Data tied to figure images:

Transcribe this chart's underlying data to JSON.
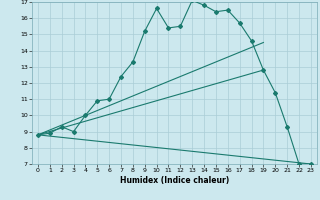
{
  "title": "",
  "xlabel": "Humidex (Indice chaleur)",
  "bg_color": "#cce8ee",
  "grid_color": "#aacdd6",
  "line_color": "#1a7a6e",
  "xlim": [
    -0.5,
    23.5
  ],
  "ylim": [
    7,
    17
  ],
  "xticks": [
    0,
    1,
    2,
    3,
    4,
    5,
    6,
    7,
    8,
    9,
    10,
    11,
    12,
    13,
    14,
    15,
    16,
    17,
    18,
    19,
    20,
    21,
    22,
    23
  ],
  "yticks": [
    7,
    8,
    9,
    10,
    11,
    12,
    13,
    14,
    15,
    16,
    17
  ],
  "series1_x": [
    0,
    1,
    2,
    3,
    4,
    5,
    6,
    7,
    8,
    9,
    10,
    11,
    12,
    13,
    14,
    15,
    16,
    17,
    18,
    19,
    20,
    21,
    22,
    23
  ],
  "series1_y": [
    8.8,
    8.9,
    9.3,
    9.0,
    10.0,
    10.9,
    11.0,
    12.4,
    13.3,
    15.2,
    16.6,
    15.4,
    15.5,
    17.1,
    16.8,
    16.4,
    16.5,
    15.7,
    14.6,
    12.8,
    11.4,
    9.3,
    7.0,
    7.0
  ],
  "series2_x": [
    0,
    19
  ],
  "series2_y": [
    8.8,
    14.5
  ],
  "series3_x": [
    0,
    19
  ],
  "series3_y": [
    8.8,
    12.8
  ],
  "series4_x": [
    0,
    23
  ],
  "series4_y": [
    8.8,
    7.0
  ]
}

▶ Request: Write the entries above out in full, exactly, with no images.

▶ Answer to this problem:
Transcribe this chart's underlying data to JSON.
{
  "title": "",
  "xlabel": "Humidex (Indice chaleur)",
  "bg_color": "#cce8ee",
  "grid_color": "#aacdd6",
  "line_color": "#1a7a6e",
  "xlim": [
    -0.5,
    23.5
  ],
  "ylim": [
    7,
    17
  ],
  "xticks": [
    0,
    1,
    2,
    3,
    4,
    5,
    6,
    7,
    8,
    9,
    10,
    11,
    12,
    13,
    14,
    15,
    16,
    17,
    18,
    19,
    20,
    21,
    22,
    23
  ],
  "yticks": [
    7,
    8,
    9,
    10,
    11,
    12,
    13,
    14,
    15,
    16,
    17
  ],
  "series1_x": [
    0,
    1,
    2,
    3,
    4,
    5,
    6,
    7,
    8,
    9,
    10,
    11,
    12,
    13,
    14,
    15,
    16,
    17,
    18,
    19,
    20,
    21,
    22,
    23
  ],
  "series1_y": [
    8.8,
    8.9,
    9.3,
    9.0,
    10.0,
    10.9,
    11.0,
    12.4,
    13.3,
    15.2,
    16.6,
    15.4,
    15.5,
    17.1,
    16.8,
    16.4,
    16.5,
    15.7,
    14.6,
    12.8,
    11.4,
    9.3,
    7.0,
    7.0
  ],
  "series2_x": [
    0,
    19
  ],
  "series2_y": [
    8.8,
    14.5
  ],
  "series3_x": [
    0,
    19
  ],
  "series3_y": [
    8.8,
    12.8
  ],
  "series4_x": [
    0,
    23
  ],
  "series4_y": [
    8.8,
    7.0
  ]
}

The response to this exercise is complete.